ENTRIES SHOWN |
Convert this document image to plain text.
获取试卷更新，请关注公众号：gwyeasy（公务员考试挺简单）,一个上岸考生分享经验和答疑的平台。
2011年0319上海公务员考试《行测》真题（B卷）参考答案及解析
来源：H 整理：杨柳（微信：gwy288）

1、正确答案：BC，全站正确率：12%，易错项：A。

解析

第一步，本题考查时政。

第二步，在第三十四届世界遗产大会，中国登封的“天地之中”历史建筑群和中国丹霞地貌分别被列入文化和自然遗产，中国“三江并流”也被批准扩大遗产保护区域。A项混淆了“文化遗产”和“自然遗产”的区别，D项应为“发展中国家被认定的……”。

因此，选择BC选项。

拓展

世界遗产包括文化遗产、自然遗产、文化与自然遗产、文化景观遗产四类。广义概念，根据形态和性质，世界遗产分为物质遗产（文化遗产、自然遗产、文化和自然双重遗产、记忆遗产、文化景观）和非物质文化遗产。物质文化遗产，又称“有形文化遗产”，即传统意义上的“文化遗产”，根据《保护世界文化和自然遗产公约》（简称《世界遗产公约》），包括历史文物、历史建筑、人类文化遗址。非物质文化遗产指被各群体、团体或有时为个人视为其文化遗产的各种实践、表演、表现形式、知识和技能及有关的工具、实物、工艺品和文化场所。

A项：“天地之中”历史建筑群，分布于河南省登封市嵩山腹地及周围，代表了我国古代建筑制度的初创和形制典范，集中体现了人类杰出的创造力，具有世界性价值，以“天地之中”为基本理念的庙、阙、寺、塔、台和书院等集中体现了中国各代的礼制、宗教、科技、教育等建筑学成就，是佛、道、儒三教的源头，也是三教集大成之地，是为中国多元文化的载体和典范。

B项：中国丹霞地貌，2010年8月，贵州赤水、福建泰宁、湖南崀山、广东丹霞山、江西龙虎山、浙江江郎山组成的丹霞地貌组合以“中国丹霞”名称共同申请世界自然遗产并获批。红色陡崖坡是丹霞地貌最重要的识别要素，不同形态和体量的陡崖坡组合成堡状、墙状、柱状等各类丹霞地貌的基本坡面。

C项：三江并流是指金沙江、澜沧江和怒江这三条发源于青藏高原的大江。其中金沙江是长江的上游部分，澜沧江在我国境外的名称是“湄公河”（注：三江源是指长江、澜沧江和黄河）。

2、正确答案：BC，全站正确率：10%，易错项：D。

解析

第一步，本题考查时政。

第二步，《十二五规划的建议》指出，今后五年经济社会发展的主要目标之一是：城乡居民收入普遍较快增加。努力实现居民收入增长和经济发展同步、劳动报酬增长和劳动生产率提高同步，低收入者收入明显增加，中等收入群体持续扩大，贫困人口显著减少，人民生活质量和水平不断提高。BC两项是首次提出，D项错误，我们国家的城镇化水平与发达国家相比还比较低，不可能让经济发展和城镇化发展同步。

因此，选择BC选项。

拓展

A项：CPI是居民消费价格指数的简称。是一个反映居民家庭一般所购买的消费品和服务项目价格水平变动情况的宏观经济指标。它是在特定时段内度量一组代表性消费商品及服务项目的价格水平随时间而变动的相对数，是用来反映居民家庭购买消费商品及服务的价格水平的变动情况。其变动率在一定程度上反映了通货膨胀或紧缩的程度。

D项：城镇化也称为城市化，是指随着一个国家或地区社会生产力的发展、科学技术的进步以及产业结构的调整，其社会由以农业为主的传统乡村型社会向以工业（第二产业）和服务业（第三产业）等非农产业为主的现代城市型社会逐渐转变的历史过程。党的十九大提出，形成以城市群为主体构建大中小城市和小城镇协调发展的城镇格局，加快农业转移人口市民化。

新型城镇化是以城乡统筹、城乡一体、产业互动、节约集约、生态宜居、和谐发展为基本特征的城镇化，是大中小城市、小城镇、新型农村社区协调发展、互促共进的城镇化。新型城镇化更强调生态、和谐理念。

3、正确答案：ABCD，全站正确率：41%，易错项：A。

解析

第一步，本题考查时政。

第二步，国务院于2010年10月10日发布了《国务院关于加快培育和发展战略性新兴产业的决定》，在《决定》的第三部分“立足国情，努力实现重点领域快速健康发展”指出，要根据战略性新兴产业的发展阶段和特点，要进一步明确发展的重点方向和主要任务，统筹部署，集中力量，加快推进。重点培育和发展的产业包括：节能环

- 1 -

WORK TO DO | Pull every line containing "全站正确率" out of the records.

TASK OUTPUT |
1、正确答案：BC，全站正确率：12%，易错项：A。
2、正确答案：BC，全站正确率：10%，易错项：D。
3、正确答案：ABCD，全站正确率：41%，易错项：A。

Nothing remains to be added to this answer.